:: EXTRACTED RECORDS

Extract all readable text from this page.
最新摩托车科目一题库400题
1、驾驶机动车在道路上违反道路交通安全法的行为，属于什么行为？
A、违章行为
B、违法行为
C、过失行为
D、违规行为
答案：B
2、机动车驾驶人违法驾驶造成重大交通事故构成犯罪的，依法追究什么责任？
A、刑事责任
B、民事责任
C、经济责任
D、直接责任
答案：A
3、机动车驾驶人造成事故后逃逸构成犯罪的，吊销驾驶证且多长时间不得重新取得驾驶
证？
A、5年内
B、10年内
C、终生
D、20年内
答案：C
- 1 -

::::

» **WHAT YOU SHOULD DO**: Provide all the records again, word for word.

» **RESPONSE TO THE TASK**:
Extract all readable text from this page.
最新摩托车科目一题库400题
1、驾驶机动车在道路上违反道路交通安全法的行为，属于什么行为？
A、违章行为
B、违法行为
C、过失行为
D、违规行为
答案：B
2、机动车驾驶人违法驾驶造成重大交通事故构成犯罪的，依法追究什么责任？
A、刑事责任
B、民事责任
C、经济责任
D、直接责任
答案：A
3、机动车驾驶人造成事故后逃逸构成犯罪的，吊销驾驶证且多长时间不得重新取得驾驶
证？
A、5年内
B、10年内
C、终生
D、20年内
答案：C
- 1 -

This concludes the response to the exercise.